**Exercise objective**
Reproduce the records below exactly as shown.

**Materials provided**

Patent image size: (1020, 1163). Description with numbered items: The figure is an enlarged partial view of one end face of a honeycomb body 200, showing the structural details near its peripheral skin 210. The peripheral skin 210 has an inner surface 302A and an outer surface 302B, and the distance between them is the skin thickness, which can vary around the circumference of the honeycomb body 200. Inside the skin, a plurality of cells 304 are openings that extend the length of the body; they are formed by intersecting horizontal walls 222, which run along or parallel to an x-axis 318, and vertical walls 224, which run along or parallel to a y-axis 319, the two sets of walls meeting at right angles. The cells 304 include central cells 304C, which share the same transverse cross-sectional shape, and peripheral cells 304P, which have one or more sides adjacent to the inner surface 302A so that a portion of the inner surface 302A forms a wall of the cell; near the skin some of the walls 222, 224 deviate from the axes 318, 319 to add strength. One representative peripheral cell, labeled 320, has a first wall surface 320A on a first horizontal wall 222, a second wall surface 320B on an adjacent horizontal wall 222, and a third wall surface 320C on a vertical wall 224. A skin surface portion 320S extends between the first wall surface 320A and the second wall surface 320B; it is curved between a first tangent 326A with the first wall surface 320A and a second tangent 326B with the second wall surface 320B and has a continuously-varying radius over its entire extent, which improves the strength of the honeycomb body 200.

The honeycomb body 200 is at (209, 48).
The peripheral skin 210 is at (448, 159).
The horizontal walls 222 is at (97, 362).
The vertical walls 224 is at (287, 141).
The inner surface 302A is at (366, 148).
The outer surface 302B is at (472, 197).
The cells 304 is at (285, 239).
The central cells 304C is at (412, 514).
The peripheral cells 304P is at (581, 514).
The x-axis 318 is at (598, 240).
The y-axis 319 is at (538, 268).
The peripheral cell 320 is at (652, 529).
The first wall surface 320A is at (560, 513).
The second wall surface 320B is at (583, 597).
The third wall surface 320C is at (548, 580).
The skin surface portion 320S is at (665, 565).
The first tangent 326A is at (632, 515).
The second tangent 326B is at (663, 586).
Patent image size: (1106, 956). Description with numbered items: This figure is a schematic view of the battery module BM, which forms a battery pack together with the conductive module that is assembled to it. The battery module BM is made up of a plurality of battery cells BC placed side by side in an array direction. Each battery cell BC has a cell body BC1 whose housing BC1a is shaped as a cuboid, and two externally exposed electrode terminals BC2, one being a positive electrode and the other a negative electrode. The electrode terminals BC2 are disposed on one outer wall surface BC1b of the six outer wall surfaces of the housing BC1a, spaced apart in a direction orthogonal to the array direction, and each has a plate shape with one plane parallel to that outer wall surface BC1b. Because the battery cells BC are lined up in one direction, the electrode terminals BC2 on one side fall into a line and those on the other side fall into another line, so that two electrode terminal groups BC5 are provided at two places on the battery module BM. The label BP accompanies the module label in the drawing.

**Solution to the problem**
Patent image size: (1020, 1163). Description with numbered items: The figure is an enlarged partial view of one end face of a honeycomb body 200, showing the structural details near its peripheral skin 210. The peripheral skin 210 has an inner surface 302A and an outer surface 302B, and the distance between them is the skin thickness, which can vary around the circumference of the honeycomb body 200. Inside the skin, a plurality of cells 304 are openings that extend the length of the body; they are formed by intersecting horizontal walls 222, which run along or parallel to an x-axis 318, and vertical walls 224, which run along or parallel to a y-axis 319, the two sets of walls meeting at right angles. The cells 304 include central cells 304C, which share the same transverse cross-sectional shape, and peripheral cells 304P, which have one or more sides adjacent to the inner surface 302A so that a portion of the inner surface 302A forms a wall of the cell; near the skin some of the walls 222, 224 deviate from the axes 318, 319 to add strength. One representative peripheral cell, labeled 320, has a first wall surface 320A on a first horizontal wall 222, a second wall surface 320B on an adjacent horizontal wall 222, and a third wall surface 320C on a vertical wall 224. A skin surface portion 320S extends between the first wall surface 320A and the second wall surface 320B; it is curved between a first tangent 326A with the first wall surface 320A and a second tangent 326B with the second wall surface 320B and has a continuously-varying radius over its entire extent, which improves the strength of the honeycomb body 200.

The honeycomb body 200 is at (209, 48).
The peripheral skin 210 is at (448, 159).
The horizontal walls 222 is at (97, 362).
The vertical walls 224 is at (287, 141).
The inner surface 302A is at (366, 148).
The outer surface 302B is at (472, 197).
The cells 304 is at (285, 239).
The central cells 304C is at (412, 514).
The peripheral cells 304P is at (581, 514).
The x-axis 318 is at (598, 240).
The y-axis 319 is at (538, 268).
The peripheral cell 320 is at (652, 529).
The first wall surface 320A is at (560, 513).
The second wall surface 320B is at (583, 597).
The third wall surface 320C is at (548, 580).
The skin surface portion 320S is at (665, 565).
The first tangent 326A is at (632, 515).
The second tangent 326B is at (663, 586).
Patent image size: (1106, 956). Description with numbered items: This figure is a schematic view of the battery module BM, which forms a battery pack together with the conductive module that is assembled to it. The battery module BM is made up of a plurality of battery cells BC placed side by side in an array direction. Each battery cell BC has a cell body BC1 whose housing BC1a is shaped as a cuboid, and two externally exposed electrode terminals BC2, one being a positive electrode and the other a negative electrode. The electrode terminals BC2 are disposed on one outer wall surface BC1b of the six outer wall surfaces of the housing BC1a, spaced apart in a direction orthogonal to the array direction, and each has a plate shape with one plane parallel to that outer wall surface BC1b. Because the battery cells BC are lined up in one direction, the electrode terminals BC2 on one side fall into a line and those on the other side fall into another line, so that two electrode terminal groups BC5 are provided at two places on the battery module BM. The label BP accompanies the module label in the drawing.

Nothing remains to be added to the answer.